* Start *

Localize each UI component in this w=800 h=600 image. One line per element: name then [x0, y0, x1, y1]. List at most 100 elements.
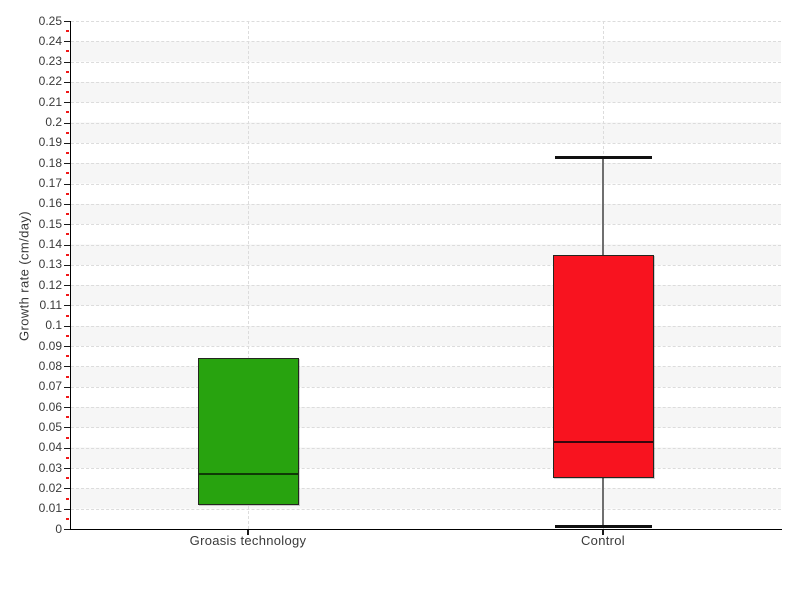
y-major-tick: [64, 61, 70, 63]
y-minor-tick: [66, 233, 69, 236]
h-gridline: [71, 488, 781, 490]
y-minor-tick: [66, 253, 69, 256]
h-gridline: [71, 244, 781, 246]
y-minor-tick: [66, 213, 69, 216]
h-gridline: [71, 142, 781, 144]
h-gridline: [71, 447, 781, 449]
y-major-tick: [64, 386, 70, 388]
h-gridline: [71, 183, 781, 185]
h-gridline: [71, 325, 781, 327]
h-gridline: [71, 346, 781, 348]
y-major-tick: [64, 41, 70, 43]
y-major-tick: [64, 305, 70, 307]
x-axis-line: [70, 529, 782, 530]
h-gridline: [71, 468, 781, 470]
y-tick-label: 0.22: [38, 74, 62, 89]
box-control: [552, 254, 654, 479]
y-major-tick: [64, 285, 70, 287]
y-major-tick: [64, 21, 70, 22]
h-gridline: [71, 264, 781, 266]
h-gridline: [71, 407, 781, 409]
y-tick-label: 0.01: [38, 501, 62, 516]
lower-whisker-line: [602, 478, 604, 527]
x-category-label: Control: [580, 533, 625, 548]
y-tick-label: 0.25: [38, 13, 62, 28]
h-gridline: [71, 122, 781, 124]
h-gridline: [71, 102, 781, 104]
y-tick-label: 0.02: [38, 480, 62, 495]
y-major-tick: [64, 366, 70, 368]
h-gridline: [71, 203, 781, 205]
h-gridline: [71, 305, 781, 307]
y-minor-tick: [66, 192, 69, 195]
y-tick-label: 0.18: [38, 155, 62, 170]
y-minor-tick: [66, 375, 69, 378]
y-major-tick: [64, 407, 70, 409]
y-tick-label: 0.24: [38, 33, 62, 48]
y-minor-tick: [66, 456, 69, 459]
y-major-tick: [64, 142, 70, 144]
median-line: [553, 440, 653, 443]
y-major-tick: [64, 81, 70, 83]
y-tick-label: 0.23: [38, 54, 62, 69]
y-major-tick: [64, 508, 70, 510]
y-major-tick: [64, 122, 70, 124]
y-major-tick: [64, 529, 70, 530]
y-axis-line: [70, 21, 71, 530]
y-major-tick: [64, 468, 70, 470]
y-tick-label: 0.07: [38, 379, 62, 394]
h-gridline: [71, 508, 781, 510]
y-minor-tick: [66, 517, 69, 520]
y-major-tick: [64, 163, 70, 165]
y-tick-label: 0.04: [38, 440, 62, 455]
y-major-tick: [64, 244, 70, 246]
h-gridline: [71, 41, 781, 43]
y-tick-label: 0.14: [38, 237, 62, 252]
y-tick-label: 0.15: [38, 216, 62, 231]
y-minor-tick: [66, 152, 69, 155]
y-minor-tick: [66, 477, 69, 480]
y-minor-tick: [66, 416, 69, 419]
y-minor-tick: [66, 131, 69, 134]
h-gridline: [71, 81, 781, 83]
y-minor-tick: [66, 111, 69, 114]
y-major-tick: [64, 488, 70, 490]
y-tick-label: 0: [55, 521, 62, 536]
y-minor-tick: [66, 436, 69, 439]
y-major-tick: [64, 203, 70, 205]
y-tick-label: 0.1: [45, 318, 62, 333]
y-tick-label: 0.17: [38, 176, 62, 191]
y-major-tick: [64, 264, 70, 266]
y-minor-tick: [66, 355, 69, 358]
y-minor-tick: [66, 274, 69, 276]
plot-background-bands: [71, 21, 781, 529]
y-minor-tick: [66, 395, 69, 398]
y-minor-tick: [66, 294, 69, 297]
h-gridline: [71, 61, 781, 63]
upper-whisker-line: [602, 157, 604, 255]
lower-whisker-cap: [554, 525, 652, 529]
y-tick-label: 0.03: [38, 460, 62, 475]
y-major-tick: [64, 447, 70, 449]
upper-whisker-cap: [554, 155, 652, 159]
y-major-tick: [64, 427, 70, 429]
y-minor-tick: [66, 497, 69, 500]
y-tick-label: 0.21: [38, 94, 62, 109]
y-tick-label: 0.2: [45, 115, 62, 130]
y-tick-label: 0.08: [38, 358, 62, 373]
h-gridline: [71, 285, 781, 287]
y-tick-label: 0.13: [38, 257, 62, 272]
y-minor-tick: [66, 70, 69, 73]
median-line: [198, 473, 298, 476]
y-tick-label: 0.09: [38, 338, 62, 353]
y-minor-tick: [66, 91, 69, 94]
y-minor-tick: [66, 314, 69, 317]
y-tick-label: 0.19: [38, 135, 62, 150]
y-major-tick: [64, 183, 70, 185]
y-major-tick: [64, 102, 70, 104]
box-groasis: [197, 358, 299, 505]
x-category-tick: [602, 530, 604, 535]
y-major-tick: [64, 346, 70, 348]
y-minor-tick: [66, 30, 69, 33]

* End *

■ **Your objective**: Extract the lines verbatim, beginning at the line that contains "y-major-tick: [64, 61, 70, 63]" and stopping after the line that contains "h-gridline: [71, 183, 781, 185]".

■ **Task solution**:
y-major-tick: [64, 61, 70, 63]
y-minor-tick: [66, 233, 69, 236]
h-gridline: [71, 488, 781, 490]
y-minor-tick: [66, 253, 69, 256]
h-gridline: [71, 244, 781, 246]
y-minor-tick: [66, 213, 69, 216]
h-gridline: [71, 142, 781, 144]
h-gridline: [71, 447, 781, 449]
y-major-tick: [64, 386, 70, 388]
h-gridline: [71, 183, 781, 185]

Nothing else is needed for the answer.